[Excerpts from a figure dataset]
....
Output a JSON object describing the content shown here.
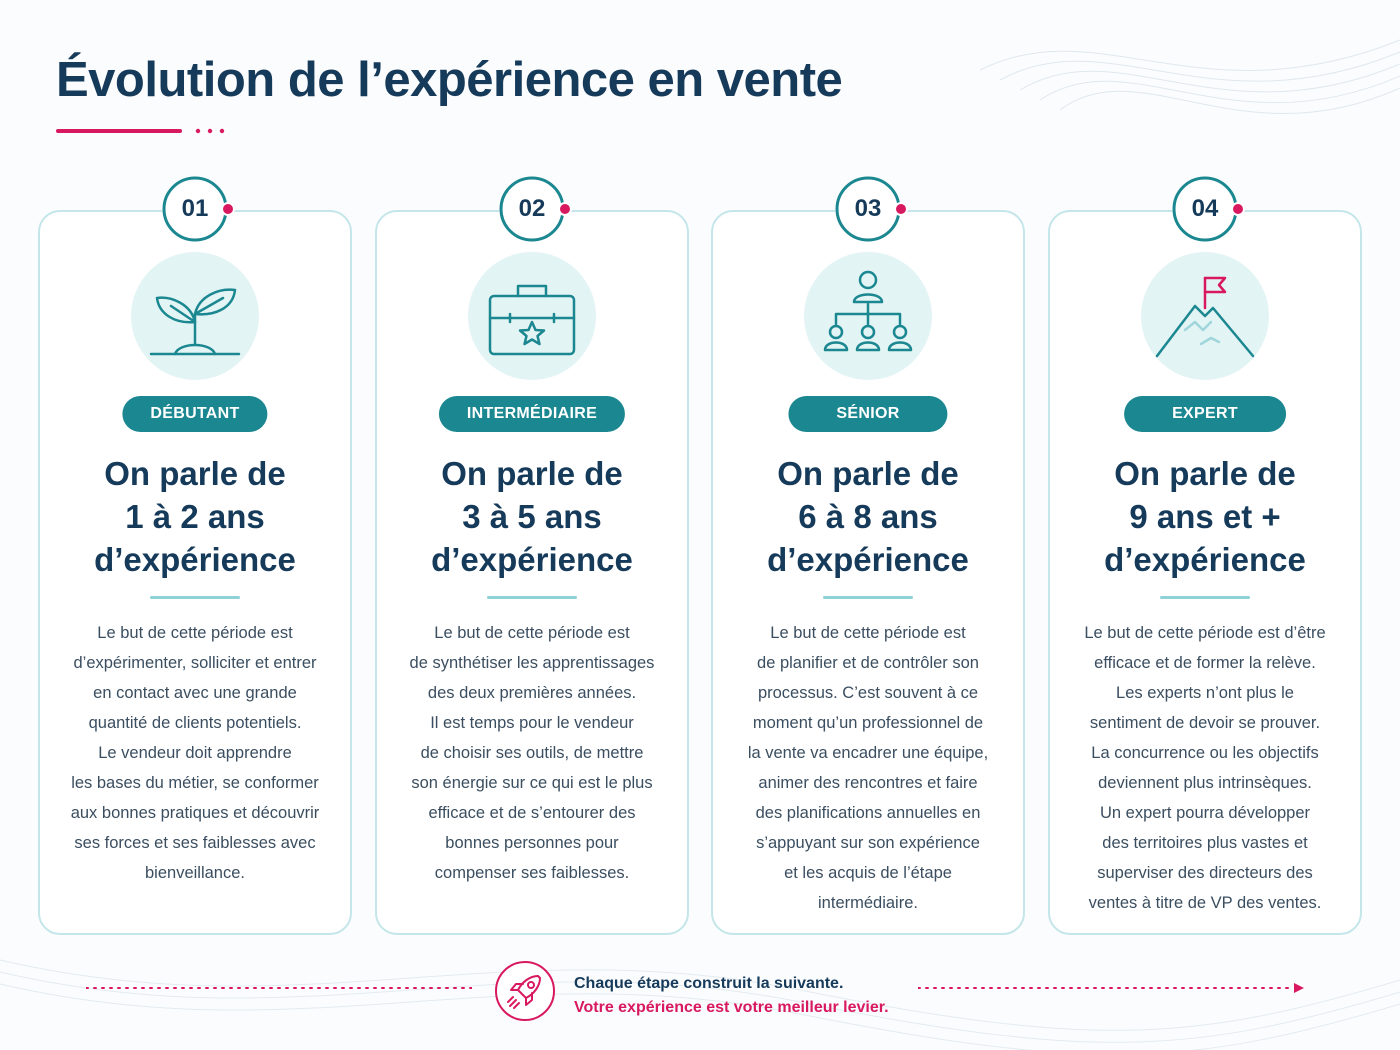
{
  "title": "Évolution de l’expérience en vente",
  "colors": {
    "navy": "#163a5a",
    "teal": "#1b8790",
    "accent": "#d8185f",
    "light_teal": "#e3f4f5"
  },
  "cards": [
    {
      "number": "01",
      "icon": "sprout-icon",
      "level": "DÉBUTANT",
      "heading": [
        "On parle de",
        "1 à 2 ans",
        "d’expérience"
      ],
      "body": [
        "Le but de cette période est",
        "d’expérimenter, solliciter et entrer",
        "en contact avec une grande",
        "quantité de clients potentiels.",
        "Le vendeur doit apprendre",
        "les bases du métier, se conformer",
        "aux bonnes pratiques et découvrir",
        "ses forces et ses faiblesses avec",
        "bienveillance."
      ]
    },
    {
      "number": "02",
      "icon": "toolbox-star-icon",
      "level": "INTERMÉDIAIRE",
      "heading": [
        "On parle de",
        "3 à 5 ans",
        "d’expérience"
      ],
      "body": [
        "Le but de cette période est",
        "de synthétiser les apprentissages",
        "des deux premières années.",
        "Il est temps pour le vendeur",
        "de choisir ses outils, de mettre",
        "son énergie sur ce qui est le plus",
        "efficace et de s’entourer des",
        "bonnes personnes pour",
        "compenser ses faiblesses."
      ]
    },
    {
      "number": "03",
      "icon": "team-hierarchy-icon",
      "level": "SÉNIOR",
      "heading": [
        "On parle de",
        "6 à 8 ans",
        "d’expérience"
      ],
      "body": [
        "Le but de cette période est",
        "de planifier et de contrôler son",
        "processus. C’est souvent à ce",
        "moment qu’un professionnel de",
        "la vente va encadrer une équipe,",
        "animer des rencontres et faire",
        "des planifications annuelles en",
        "s’appuyant sur son expérience",
        "et les acquis de l’étape",
        "intermédiaire."
      ]
    },
    {
      "number": "04",
      "icon": "mountain-flag-icon",
      "level": "EXPERT",
      "heading": [
        "On parle de",
        "9 ans et +",
        "d’expérience"
      ],
      "body": [
        "Le but de cette période est d’être",
        "efficace et de former la relève.",
        "Les experts n’ont plus le",
        "sentiment de devoir se prouver.",
        "La concurrence ou les objectifs",
        "deviennent plus intrinsèques.",
        "Un expert pourra développer",
        "des territoires plus vastes et",
        "superviser des directeurs des",
        "ventes à titre de VP des ventes."
      ]
    }
  ],
  "footer": {
    "icon": "rocket-icon",
    "line1": "Chaque étape construit la suivante.",
    "line2": "Votre expérience est votre meilleur levier."
  }
}
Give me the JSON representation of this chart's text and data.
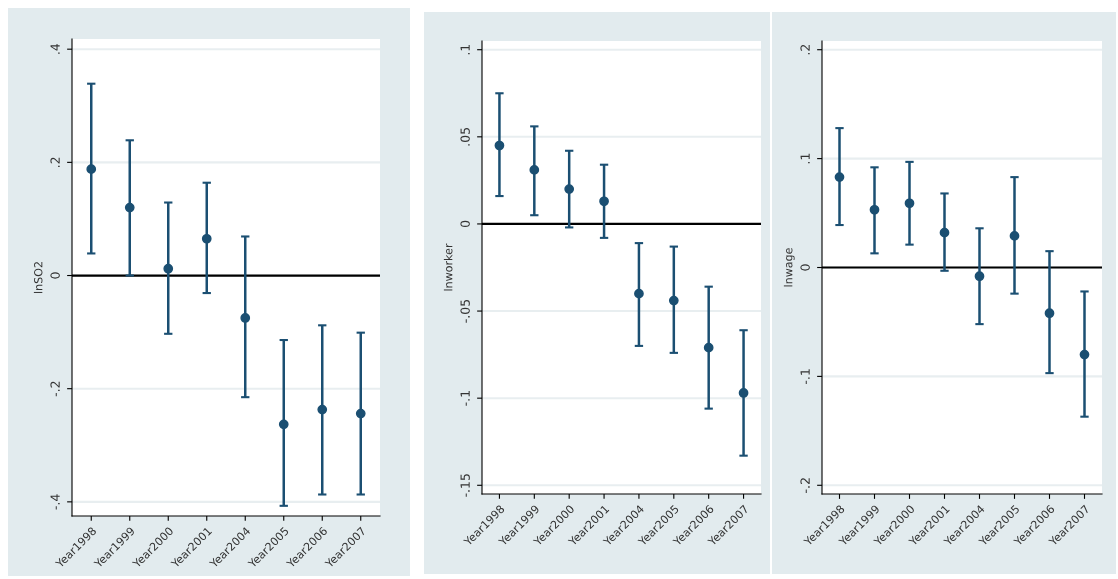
....
TASK OBJECTIVE: From the data, pick out every line that includes "JSON".

FINAL ANSWER:
Output a JSON object describing the content shown here.
Give me the JSON representation of this chart's text and data.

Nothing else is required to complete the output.